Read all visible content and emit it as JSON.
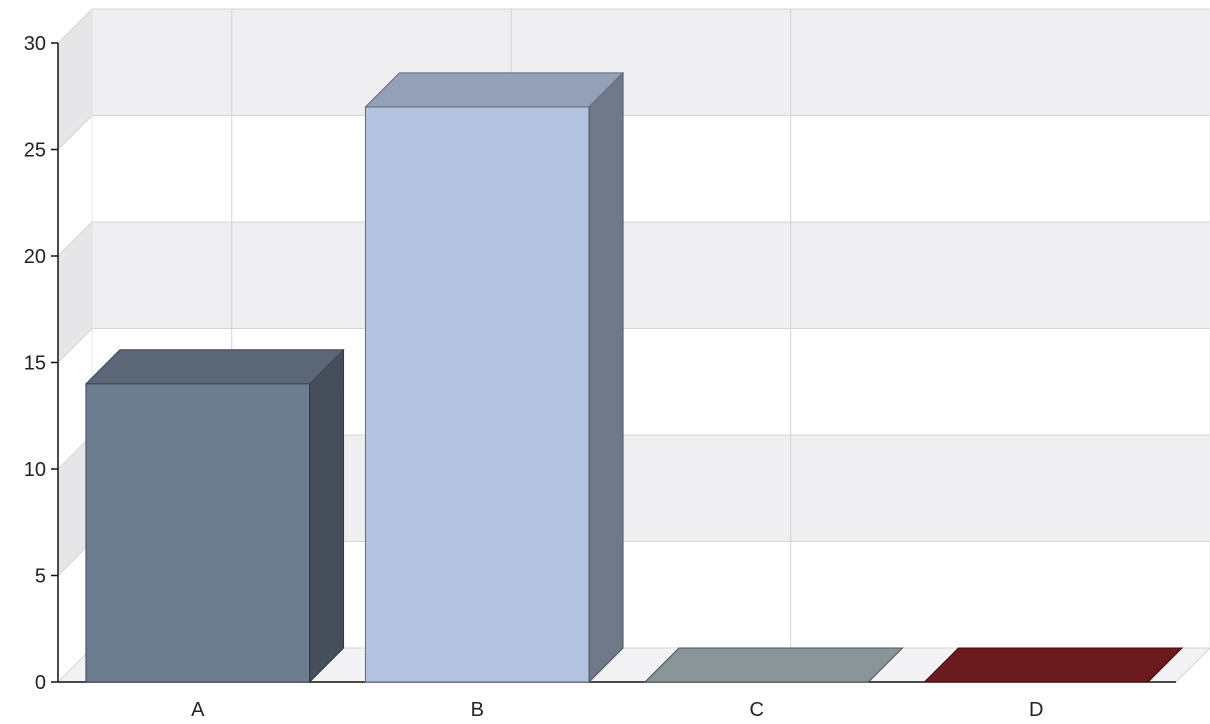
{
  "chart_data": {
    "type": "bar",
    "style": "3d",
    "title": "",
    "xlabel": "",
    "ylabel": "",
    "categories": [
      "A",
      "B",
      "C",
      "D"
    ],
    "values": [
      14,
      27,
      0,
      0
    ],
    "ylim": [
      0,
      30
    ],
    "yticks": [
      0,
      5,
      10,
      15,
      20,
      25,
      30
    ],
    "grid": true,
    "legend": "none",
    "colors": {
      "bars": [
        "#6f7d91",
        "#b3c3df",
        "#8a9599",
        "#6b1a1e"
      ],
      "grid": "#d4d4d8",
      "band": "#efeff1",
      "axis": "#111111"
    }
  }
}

**Goal**. Copy every record above exactly as written, but leave out the pictures.

**Final answer**.
Read all visible content and emit it as JSON.
{
  "chart_data": {
    "type": "bar",
    "style": "3d",
    "title": "",
    "xlabel": "",
    "ylabel": "",
    "categories": [
      "A",
      "B",
      "C",
      "D"
    ],
    "values": [
      14,
      27,
      0,
      0
    ],
    "ylim": [
      0,
      30
    ],
    "yticks": [
      0,
      5,
      10,
      15,
      20,
      25,
      30
    ],
    "grid": true,
    "legend": "none",
    "colors": {
      "bars": [
        "#6f7d91",
        "#b3c3df",
        "#8a9599",
        "#6b1a1e"
      ],
      "grid": "#d4d4d8",
      "band": "#efeff1",
      "axis": "#111111"
    }
  }
}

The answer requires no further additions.